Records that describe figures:
- - - - - - -
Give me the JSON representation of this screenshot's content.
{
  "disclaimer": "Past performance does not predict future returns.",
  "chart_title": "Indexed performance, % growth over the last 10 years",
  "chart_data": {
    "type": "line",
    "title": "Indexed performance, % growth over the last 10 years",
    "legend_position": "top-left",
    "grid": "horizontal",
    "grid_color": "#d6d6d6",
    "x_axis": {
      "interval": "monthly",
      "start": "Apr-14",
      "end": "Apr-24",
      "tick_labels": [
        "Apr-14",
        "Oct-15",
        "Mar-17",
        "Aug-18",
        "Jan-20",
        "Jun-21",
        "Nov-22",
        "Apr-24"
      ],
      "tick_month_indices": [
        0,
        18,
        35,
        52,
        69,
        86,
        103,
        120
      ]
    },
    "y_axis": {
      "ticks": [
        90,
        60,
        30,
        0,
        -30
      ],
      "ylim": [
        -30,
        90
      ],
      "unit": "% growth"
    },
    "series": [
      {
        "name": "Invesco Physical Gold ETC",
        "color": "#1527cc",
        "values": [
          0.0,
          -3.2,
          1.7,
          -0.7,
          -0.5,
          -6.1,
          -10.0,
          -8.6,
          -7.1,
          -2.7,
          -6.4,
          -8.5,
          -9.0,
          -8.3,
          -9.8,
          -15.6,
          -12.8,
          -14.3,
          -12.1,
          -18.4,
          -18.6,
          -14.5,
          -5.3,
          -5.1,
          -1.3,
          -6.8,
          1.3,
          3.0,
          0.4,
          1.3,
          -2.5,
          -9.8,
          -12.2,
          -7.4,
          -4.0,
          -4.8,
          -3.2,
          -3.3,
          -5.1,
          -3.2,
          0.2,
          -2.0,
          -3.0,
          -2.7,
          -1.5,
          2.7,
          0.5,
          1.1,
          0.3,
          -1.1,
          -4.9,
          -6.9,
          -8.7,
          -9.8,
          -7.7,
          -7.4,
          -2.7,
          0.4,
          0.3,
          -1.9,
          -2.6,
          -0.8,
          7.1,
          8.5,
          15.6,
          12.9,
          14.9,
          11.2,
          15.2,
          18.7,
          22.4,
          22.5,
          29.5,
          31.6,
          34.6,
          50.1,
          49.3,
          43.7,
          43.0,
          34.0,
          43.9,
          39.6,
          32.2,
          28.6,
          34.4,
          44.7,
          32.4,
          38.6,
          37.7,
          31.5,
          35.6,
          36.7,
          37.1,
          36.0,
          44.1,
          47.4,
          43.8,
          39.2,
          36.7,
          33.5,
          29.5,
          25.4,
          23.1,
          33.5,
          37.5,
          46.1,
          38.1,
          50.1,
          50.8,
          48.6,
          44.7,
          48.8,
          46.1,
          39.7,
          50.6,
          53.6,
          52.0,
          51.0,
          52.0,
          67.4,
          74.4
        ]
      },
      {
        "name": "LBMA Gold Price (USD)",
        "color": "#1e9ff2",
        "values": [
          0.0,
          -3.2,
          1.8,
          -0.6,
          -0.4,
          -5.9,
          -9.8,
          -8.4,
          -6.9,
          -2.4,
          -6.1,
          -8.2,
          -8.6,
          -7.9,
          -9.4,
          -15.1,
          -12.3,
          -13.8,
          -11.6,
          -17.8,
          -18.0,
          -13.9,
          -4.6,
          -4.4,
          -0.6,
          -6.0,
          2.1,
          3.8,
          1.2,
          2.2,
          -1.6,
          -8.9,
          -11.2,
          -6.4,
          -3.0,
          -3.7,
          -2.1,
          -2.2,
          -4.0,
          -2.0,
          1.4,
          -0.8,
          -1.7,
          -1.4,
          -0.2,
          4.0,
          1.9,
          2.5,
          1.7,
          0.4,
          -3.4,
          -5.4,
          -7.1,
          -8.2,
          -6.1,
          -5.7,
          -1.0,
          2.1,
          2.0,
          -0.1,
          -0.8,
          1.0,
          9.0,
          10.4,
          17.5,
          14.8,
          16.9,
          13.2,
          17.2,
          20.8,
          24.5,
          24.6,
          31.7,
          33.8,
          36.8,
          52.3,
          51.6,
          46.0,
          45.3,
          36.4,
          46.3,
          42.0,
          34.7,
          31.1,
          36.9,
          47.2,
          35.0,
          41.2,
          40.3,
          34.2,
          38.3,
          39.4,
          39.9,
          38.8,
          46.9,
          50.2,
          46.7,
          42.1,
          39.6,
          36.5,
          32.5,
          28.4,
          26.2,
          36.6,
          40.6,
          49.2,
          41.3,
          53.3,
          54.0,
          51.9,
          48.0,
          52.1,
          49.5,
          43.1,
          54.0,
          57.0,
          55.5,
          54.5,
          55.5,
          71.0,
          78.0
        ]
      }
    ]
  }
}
- - - - - - -
* REQUIREMENTS:
Look for the word "name" in every line of the listing and copy the lines that have it.

* RESPONSE TO THE TASK:
        "name": "Invesco Physical Gold ETC",
        "name": "LBMA Gold Price (USD)",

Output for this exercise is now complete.